- WHAT THE TASK ASKS -
Your task is to find every line of the listing that includes "terdapat" and copy it.

- DATASET CONTENT -
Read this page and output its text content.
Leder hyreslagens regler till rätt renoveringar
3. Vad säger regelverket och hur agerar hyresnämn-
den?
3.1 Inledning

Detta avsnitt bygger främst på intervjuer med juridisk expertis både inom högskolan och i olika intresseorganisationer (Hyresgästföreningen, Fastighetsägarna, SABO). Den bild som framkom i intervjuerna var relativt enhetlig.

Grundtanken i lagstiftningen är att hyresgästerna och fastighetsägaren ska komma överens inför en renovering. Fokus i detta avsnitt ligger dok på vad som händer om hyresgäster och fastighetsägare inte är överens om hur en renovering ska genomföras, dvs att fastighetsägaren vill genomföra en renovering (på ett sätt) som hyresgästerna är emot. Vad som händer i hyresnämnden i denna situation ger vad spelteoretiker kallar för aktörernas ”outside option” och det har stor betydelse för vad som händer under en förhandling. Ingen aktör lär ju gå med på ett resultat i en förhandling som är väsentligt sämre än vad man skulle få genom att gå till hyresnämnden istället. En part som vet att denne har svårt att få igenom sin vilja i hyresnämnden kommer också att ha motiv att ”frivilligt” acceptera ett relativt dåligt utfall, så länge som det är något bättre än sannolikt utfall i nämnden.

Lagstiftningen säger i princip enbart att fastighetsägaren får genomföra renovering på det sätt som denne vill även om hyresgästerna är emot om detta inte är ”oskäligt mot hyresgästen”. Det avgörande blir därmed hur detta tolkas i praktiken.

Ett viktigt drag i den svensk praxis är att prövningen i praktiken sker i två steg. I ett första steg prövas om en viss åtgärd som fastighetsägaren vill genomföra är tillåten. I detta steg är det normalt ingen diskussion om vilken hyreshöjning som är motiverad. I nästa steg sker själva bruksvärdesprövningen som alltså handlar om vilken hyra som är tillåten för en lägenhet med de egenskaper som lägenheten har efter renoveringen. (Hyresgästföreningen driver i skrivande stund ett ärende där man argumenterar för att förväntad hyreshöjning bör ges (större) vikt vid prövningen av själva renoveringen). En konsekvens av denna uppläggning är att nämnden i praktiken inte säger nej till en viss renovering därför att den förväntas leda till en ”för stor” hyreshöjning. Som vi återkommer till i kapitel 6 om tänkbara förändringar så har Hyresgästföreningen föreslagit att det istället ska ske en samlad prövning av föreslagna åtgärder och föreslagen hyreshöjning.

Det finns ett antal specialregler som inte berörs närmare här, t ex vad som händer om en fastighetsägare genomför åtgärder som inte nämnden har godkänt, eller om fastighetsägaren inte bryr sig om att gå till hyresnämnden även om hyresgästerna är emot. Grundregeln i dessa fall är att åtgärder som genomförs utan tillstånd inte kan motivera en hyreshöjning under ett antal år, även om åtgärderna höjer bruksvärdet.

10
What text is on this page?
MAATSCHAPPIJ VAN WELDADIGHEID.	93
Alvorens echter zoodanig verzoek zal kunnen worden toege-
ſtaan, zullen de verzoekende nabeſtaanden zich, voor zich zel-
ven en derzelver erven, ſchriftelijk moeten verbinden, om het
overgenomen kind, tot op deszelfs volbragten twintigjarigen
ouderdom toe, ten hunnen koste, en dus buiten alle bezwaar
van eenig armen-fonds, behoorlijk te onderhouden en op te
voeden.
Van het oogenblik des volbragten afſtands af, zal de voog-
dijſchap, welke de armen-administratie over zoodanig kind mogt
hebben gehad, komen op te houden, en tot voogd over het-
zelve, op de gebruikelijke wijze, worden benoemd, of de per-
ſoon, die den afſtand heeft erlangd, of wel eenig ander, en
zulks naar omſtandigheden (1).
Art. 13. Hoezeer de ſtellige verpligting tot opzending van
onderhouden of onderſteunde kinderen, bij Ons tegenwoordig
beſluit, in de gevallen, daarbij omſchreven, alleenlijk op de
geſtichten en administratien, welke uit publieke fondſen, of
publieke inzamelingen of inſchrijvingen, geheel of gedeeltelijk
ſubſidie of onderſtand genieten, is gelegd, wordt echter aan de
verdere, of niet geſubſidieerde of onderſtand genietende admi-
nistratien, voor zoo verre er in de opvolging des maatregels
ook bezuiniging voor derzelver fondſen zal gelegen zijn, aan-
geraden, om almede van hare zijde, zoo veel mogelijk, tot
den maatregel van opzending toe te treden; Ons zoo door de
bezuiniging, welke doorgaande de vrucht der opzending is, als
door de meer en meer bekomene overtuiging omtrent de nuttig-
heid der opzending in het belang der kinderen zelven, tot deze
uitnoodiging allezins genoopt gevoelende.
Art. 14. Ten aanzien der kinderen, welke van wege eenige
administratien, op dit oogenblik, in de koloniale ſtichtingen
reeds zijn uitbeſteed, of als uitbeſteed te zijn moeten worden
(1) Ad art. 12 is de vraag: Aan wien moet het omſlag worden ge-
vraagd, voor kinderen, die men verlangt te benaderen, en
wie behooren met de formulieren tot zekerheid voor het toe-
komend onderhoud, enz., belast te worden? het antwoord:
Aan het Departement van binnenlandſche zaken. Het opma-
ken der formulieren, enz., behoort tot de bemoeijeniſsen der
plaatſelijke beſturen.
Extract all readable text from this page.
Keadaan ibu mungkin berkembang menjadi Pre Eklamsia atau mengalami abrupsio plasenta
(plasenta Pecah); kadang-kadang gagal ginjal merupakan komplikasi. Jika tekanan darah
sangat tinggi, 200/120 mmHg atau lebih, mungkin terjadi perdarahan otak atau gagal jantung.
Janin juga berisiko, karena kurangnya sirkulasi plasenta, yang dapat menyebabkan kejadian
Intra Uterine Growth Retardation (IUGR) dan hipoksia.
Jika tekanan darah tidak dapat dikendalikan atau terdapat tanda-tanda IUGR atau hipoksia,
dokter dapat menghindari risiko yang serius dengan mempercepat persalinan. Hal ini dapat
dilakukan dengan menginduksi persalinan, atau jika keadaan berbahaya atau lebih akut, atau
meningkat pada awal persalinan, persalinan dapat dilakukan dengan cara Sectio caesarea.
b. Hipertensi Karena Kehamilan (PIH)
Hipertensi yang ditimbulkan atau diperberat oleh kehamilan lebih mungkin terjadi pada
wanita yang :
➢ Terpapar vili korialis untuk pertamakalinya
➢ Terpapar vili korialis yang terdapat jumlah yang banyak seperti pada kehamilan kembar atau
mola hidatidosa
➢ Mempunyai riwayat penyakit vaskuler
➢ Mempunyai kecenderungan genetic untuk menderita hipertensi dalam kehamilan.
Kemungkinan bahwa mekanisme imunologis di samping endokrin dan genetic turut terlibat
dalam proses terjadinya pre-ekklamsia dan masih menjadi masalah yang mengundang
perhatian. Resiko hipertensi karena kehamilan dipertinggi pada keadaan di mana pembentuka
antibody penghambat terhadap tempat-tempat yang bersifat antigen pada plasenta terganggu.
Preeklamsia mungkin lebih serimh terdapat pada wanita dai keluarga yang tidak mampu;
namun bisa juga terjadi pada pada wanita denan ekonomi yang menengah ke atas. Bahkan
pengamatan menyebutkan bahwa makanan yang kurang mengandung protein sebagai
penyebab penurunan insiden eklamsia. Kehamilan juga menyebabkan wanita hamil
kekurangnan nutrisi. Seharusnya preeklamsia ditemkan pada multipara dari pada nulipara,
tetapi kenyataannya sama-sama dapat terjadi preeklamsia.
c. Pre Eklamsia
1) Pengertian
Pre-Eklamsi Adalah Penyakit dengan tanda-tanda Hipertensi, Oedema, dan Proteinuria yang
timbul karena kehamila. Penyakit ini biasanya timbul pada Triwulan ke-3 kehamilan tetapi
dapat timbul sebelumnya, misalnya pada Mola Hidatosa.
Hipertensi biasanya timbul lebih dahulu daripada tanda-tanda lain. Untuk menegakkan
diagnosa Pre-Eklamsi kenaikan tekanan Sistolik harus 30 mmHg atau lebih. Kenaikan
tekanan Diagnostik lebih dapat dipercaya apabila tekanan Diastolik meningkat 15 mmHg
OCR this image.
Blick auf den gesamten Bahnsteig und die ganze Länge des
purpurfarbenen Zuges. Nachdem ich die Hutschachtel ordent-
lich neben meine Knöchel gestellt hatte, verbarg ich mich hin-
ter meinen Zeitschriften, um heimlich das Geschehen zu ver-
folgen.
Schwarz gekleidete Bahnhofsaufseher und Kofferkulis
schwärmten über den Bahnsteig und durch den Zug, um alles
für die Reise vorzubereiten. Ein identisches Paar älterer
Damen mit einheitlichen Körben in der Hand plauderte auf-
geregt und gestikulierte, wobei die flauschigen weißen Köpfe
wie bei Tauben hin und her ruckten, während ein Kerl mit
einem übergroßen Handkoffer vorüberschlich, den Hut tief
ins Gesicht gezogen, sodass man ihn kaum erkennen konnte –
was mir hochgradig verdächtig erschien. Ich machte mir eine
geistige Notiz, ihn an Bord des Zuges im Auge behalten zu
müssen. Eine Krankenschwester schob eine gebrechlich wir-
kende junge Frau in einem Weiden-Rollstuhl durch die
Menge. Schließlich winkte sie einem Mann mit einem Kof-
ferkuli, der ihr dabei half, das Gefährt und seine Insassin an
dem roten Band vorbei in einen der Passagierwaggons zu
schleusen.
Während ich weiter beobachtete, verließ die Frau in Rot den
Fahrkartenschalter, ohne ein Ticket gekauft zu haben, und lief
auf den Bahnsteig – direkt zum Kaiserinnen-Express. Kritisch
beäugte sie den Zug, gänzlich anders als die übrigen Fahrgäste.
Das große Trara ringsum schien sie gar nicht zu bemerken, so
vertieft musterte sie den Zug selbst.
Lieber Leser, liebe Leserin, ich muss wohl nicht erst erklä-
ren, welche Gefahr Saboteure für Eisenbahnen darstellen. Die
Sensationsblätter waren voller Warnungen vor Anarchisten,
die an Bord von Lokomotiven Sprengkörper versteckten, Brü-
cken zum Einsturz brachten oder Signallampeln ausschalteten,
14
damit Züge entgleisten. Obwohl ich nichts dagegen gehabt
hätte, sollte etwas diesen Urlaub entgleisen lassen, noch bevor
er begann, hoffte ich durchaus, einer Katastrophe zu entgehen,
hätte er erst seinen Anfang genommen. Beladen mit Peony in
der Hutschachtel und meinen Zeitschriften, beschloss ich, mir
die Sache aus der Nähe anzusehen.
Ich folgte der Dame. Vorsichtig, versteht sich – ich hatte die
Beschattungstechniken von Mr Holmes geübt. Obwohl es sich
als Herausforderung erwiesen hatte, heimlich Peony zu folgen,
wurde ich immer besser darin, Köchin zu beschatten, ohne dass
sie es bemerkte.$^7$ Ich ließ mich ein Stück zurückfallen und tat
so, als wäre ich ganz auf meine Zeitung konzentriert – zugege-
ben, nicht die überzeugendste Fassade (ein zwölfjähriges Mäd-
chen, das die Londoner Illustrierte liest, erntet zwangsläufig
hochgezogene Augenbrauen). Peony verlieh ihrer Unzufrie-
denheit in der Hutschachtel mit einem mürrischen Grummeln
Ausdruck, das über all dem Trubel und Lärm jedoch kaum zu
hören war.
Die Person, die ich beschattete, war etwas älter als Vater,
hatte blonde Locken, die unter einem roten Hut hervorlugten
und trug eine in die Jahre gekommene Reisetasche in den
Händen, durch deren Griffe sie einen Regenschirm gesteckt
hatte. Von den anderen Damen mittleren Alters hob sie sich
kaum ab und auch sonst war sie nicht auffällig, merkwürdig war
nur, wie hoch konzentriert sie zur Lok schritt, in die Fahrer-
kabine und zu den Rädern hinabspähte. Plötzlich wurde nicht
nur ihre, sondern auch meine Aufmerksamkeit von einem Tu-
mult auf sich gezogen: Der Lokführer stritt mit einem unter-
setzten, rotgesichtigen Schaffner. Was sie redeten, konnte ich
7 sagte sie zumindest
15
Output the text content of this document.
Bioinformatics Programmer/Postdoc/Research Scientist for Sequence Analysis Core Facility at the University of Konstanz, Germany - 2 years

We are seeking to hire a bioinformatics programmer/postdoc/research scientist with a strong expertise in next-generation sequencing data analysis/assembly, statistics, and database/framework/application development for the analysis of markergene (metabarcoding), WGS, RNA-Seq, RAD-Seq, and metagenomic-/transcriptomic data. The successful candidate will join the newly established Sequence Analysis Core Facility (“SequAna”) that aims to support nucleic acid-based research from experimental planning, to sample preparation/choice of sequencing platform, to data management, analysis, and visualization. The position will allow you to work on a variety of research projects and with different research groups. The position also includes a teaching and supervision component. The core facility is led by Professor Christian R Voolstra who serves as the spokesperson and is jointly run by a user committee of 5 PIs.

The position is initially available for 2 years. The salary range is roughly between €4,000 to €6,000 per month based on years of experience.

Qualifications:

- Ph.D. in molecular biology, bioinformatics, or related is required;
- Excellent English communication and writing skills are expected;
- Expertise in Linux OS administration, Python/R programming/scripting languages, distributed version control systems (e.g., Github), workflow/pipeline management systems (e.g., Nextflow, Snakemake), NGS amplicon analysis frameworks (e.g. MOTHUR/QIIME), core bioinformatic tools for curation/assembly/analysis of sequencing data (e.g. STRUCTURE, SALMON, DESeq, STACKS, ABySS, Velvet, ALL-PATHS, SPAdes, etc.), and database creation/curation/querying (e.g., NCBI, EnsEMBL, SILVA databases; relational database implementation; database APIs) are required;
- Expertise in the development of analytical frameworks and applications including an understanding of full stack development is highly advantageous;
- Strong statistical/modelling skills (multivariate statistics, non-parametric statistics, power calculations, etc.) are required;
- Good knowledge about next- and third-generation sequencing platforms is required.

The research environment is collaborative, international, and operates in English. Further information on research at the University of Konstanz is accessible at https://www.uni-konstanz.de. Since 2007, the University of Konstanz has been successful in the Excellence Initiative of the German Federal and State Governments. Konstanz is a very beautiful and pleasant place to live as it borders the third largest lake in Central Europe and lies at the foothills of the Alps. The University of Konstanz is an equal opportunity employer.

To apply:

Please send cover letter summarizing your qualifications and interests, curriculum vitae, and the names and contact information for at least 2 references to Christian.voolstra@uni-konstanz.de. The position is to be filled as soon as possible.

- PROBLEM SOLUTION -
Jika tekanan darah tidak dapat dikendalikan atau terdapat tanda-tanda IUGR atau hipoksia,
➢ Terpapar vili korialis yang terdapat jumlah yang banyak seperti pada kehamilan kembar atau
Preeklamsia mungkin lebih serimh terdapat pada wanita dai keluarga yang tidak mampu;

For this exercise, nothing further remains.